◆ GOAL
Tally the lines containing the word "Tint", and report the tally alone.

┌────────

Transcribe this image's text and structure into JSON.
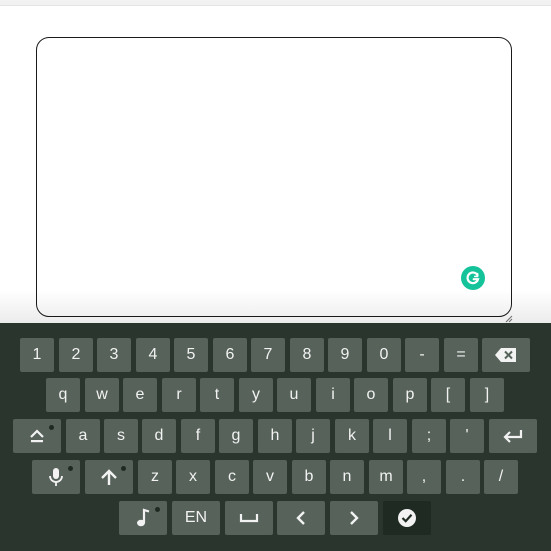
{
  "keyboard": {
    "row1": [
      "1",
      "2",
      "3",
      "4",
      "5",
      "6",
      "7",
      "8",
      "9",
      "0",
      "-",
      "="
    ],
    "row2": [
      "q",
      "w",
      "e",
      "r",
      "t",
      "y",
      "u",
      "i",
      "o",
      "p",
      "[",
      "]"
    ],
    "row3": [
      "a",
      "s",
      "d",
      "f",
      "g",
      "h",
      "j",
      "k",
      "l",
      ";",
      "'"
    ],
    "row4": [
      "z",
      "x",
      "c",
      "v",
      "b",
      "n",
      "m",
      ",",
      ".",
      "/"
    ],
    "lang_label": "EN"
  },
  "icons": {
    "backspace": "backspace-icon",
    "caps": "caps-lock-icon",
    "enter": "enter-icon",
    "mic": "microphone-icon",
    "shift": "shift-arrow-icon",
    "emoji": "music-note-icon",
    "space": "space-bar-icon",
    "left": "chevron-left-icon",
    "right": "chevron-right-icon",
    "done": "checkmark-icon",
    "grammarly": "grammarly-icon"
  },
  "colors": {
    "keyboard_bg": "#2a362d",
    "key_bg": "#56625a",
    "key_dark": "#1f2a22",
    "grammarly": "#15c39a"
  }
}
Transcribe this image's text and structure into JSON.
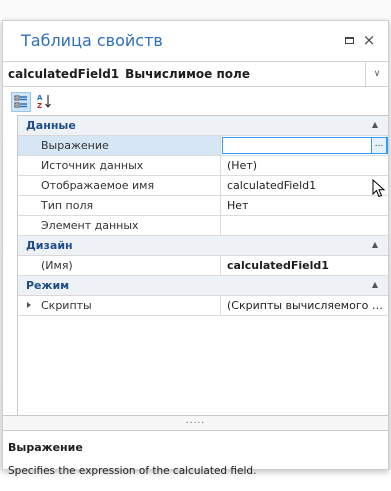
{
  "window": {
    "title": "Таблица свойств",
    "maximize_icon": "maximize-icon",
    "close_glyph": "×"
  },
  "object_selector": {
    "name": "calculatedField1",
    "type": "Вычислимое поле",
    "dropdown_glyph": "∨"
  },
  "toolbar": {
    "categorized_icon": "categorized-view-icon",
    "alphabetical_icon": "alphabetical-sort-icon",
    "categorized_selected": true
  },
  "grid": {
    "categories": [
      {
        "label": "Данные",
        "collapse_glyph": "▲",
        "properties": [
          {
            "name": "Выражение",
            "value": "",
            "selected": true,
            "has_ellipsis": true
          },
          {
            "name": "Источник данных",
            "value": "(Нет)"
          },
          {
            "name": "Отображаемое имя",
            "value": "calculatedField1"
          },
          {
            "name": "Тип поля",
            "value": "Нет"
          },
          {
            "name": "Элемент данных",
            "value": ""
          }
        ]
      },
      {
        "label": "Дизайн",
        "collapse_glyph": "▲",
        "properties": [
          {
            "name": "(Имя)",
            "value": "calculatedField1",
            "bold": true
          }
        ]
      },
      {
        "label": "Режим",
        "collapse_glyph": "▲",
        "properties": [
          {
            "name": "Скрипты",
            "value": "(Скрипты вычисляемого п...",
            "expandable": true
          }
        ]
      }
    ],
    "ellipsis_glyph": "..."
  },
  "splitter": {
    "grip": "....."
  },
  "description": {
    "title": "Выражение",
    "text": "Specifies the expression of the calculated field."
  },
  "colors": {
    "title": "#2e6fbd",
    "category_text": "#1f4e8a",
    "category_bg": "#eef2f7",
    "selection_bg": "#d6e6f5",
    "editor_border": "#3399ff"
  }
}
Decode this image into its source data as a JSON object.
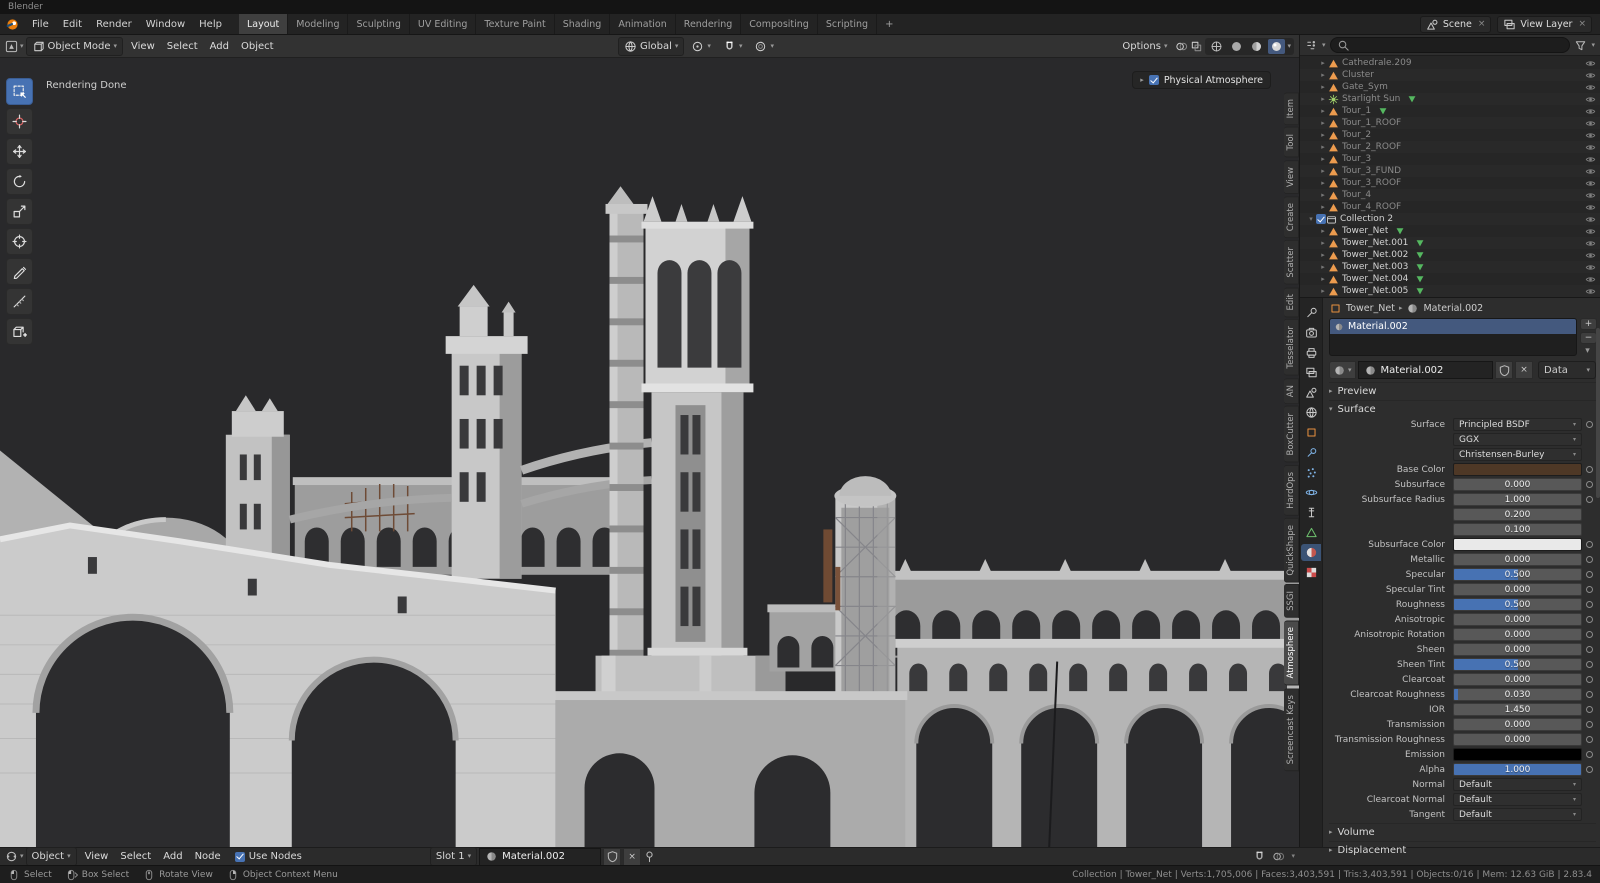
{
  "window": {
    "title": "Blender"
  },
  "icons": {
    "caret_down": "▾",
    "caret_right": "▸",
    "separator": "▸",
    "close": "×",
    "plus": "+",
    "minus": "−"
  },
  "topbar": {
    "menus": [
      "File",
      "Edit",
      "Render",
      "Window",
      "Help"
    ],
    "workspaces": [
      {
        "label": "Layout",
        "active": true
      },
      {
        "label": "Modeling"
      },
      {
        "label": "Sculpting"
      },
      {
        "label": "UV Editing"
      },
      {
        "label": "Texture Paint"
      },
      {
        "label": "Shading"
      },
      {
        "label": "Animation"
      },
      {
        "label": "Rendering"
      },
      {
        "label": "Compositing"
      },
      {
        "label": "Scripting"
      }
    ],
    "add_workspace": "+",
    "scene_name": "Scene",
    "view_layer_name": "View Layer"
  },
  "viewport": {
    "header": {
      "mode": "Object Mode",
      "menus": [
        "View",
        "Select",
        "Add",
        "Object"
      ],
      "orientation": "Global",
      "options_label": "Options"
    },
    "render_status": "Rendering Done",
    "overlay_label": "Physical Atmosphere",
    "sidebar_tabs": [
      "Item",
      "Tool",
      "View",
      "Create",
      "Scatter",
      "Edit",
      "Tesselator",
      "AN",
      "BoxCutter",
      "HardOps",
      "QuickShape",
      "SSGI",
      "Atmosphere",
      "Screencast Keys"
    ],
    "active_sidebar_tab": "Atmosphere",
    "tools": [
      "select-box",
      "cursor",
      "move",
      "rotate",
      "scale",
      "transform",
      "annotate",
      "measure",
      "add-cube"
    ]
  },
  "outliner": {
    "items": [
      {
        "name": "Cathedrale.209",
        "icon": "mesh",
        "dim": true
      },
      {
        "name": "Cluster",
        "icon": "mesh",
        "dim": true
      },
      {
        "name": "Gate_Sym",
        "icon": "mesh",
        "dim": true
      },
      {
        "name": "Starlight Sun",
        "icon": "light",
        "dim": true,
        "extra": true
      },
      {
        "name": "Tour_1",
        "icon": "mesh",
        "dim": true,
        "extra": true
      },
      {
        "name": "Tour_1_ROOF",
        "icon": "mesh",
        "dim": true
      },
      {
        "name": "Tour_2",
        "icon": "mesh",
        "dim": true
      },
      {
        "name": "Tour_2_ROOF",
        "icon": "mesh",
        "dim": true
      },
      {
        "name": "Tour_3",
        "icon": "mesh",
        "dim": true
      },
      {
        "name": "Tour_3_FUND",
        "icon": "mesh",
        "dim": true
      },
      {
        "name": "Tour_3_ROOF",
        "icon": "mesh",
        "dim": true
      },
      {
        "name": "Tour_4",
        "icon": "mesh",
        "dim": true
      },
      {
        "name": "Tour_4_ROOF",
        "icon": "mesh",
        "dim": true
      },
      {
        "name": "Collection 2",
        "icon": "collection",
        "checkbox": true,
        "collection": true
      },
      {
        "name": "Tower_Net",
        "icon": "mesh",
        "extra": true
      },
      {
        "name": "Tower_Net.001",
        "icon": "mesh",
        "extra": true
      },
      {
        "name": "Tower_Net.002",
        "icon": "mesh",
        "extra": true
      },
      {
        "name": "Tower_Net.003",
        "icon": "mesh",
        "extra": true
      },
      {
        "name": "Tower_Net.004",
        "icon": "mesh",
        "extra": true
      },
      {
        "name": "Tower_Net.005",
        "icon": "mesh",
        "extra": true
      }
    ]
  },
  "properties": {
    "tabs": [
      "tool",
      "render",
      "output",
      "view-layer",
      "scene",
      "world",
      "object",
      "modifiers",
      "particles",
      "physics",
      "constraints",
      "data",
      "material",
      "texture"
    ],
    "active_tab": "material",
    "breadcrumb": {
      "object": "Tower_Net",
      "material": "Material.002"
    },
    "slots": [
      {
        "name": "Material.002",
        "selected": true
      }
    ],
    "datablock": {
      "name": "Material.002",
      "link": "Data"
    },
    "panels": {
      "preview": "Preview",
      "surface": "Surface",
      "volume": "Volume",
      "displacement": "Displacement"
    },
    "surface_rows": [
      {
        "label": "Surface",
        "type": "menu",
        "value": "Principled BSDF",
        "dot": true
      },
      {
        "label": "",
        "type": "drop",
        "value": "GGX",
        "dot": false
      },
      {
        "label": "",
        "type": "drop",
        "value": "Christensen-Burley",
        "dot": false
      },
      {
        "label": "Base Color",
        "type": "color",
        "value": "#4e3826",
        "dot": true
      },
      {
        "label": "Subsurface",
        "type": "slider",
        "value": "0.000",
        "fill": 0,
        "dot": true
      },
      {
        "label": "Subsurface Radius",
        "type": "value",
        "value": "1.000",
        "dot": true
      },
      {
        "label": "",
        "type": "value",
        "value": "0.200",
        "dot": false
      },
      {
        "label": "",
        "type": "value",
        "value": "0.100",
        "dot": false
      },
      {
        "label": "Subsurface Color",
        "type": "color",
        "value": "#e9e9e9",
        "dot": true
      },
      {
        "label": "Metallic",
        "type": "slider",
        "value": "0.000",
        "fill": 0,
        "dot": true
      },
      {
        "label": "Specular",
        "type": "slider",
        "value": "0.500",
        "fill": 0.5,
        "dot": true
      },
      {
        "label": "Specular Tint",
        "type": "slider",
        "value": "0.000",
        "fill": 0,
        "dot": true
      },
      {
        "label": "Roughness",
        "type": "slider",
        "value": "0.500",
        "fill": 0.5,
        "dot": true
      },
      {
        "label": "Anisotropic",
        "type": "slider",
        "value": "0.000",
        "fill": 0,
        "dot": true
      },
      {
        "label": "Anisotropic Rotation",
        "type": "slider",
        "value": "0.000",
        "fill": 0,
        "dot": true
      },
      {
        "label": "Sheen",
        "type": "slider",
        "value": "0.000",
        "fill": 0,
        "dot": true
      },
      {
        "label": "Sheen Tint",
        "type": "slider",
        "value": "0.500",
        "fill": 0.5,
        "dot": true
      },
      {
        "label": "Clearcoat",
        "type": "slider",
        "value": "0.000",
        "fill": 0,
        "dot": true
      },
      {
        "label": "Clearcoat Roughness",
        "type": "slider",
        "value": "0.030",
        "fill": 0.03,
        "dot": true
      },
      {
        "label": "IOR",
        "type": "value",
        "value": "1.450",
        "dot": true
      },
      {
        "label": "Transmission",
        "type": "slider",
        "value": "0.000",
        "fill": 0,
        "dot": true
      },
      {
        "label": "Transmission Roughness",
        "type": "slider",
        "value": "0.000",
        "fill": 0,
        "dot": true
      },
      {
        "label": "Emission",
        "type": "color",
        "value": "#000000",
        "dot": true
      },
      {
        "label": "Alpha",
        "type": "slider",
        "value": "1.000",
        "fill": 1,
        "dot": true
      },
      {
        "label": "Normal",
        "type": "drop",
        "value": "Default",
        "dot": false
      },
      {
        "label": "Clearcoat Normal",
        "type": "drop",
        "value": "Default",
        "dot": false
      },
      {
        "label": "Tangent",
        "type": "drop",
        "value": "Default",
        "dot": false
      }
    ]
  },
  "shader_editor": {
    "type_label": "Object",
    "menus": [
      "View",
      "Select",
      "Add",
      "Node"
    ],
    "use_nodes_label": "Use Nodes",
    "slot_label": "Slot 1",
    "material_name": "Material.002"
  },
  "statusbar": {
    "hints": [
      {
        "icon": "mouse-left",
        "label": "Select"
      },
      {
        "icon": "mouse-left-drag",
        "label": "Box Select"
      },
      {
        "icon": "mouse-middle",
        "label": "Rotate View"
      },
      {
        "icon": "mouse-right",
        "label": "Object Context Menu"
      }
    ],
    "stats": "Collection | Tower_Net | Verts:1,705,006 | Faces:3,403,591 | Tris:3,403,591 | Objects:0/16 | Mem: 12.63 GiB | 2.83.4"
  },
  "colors": {
    "accent": "#4772b3",
    "object_orange": "#e8913f",
    "data_green": "#55b860"
  }
}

└────────

◆ REPLY
2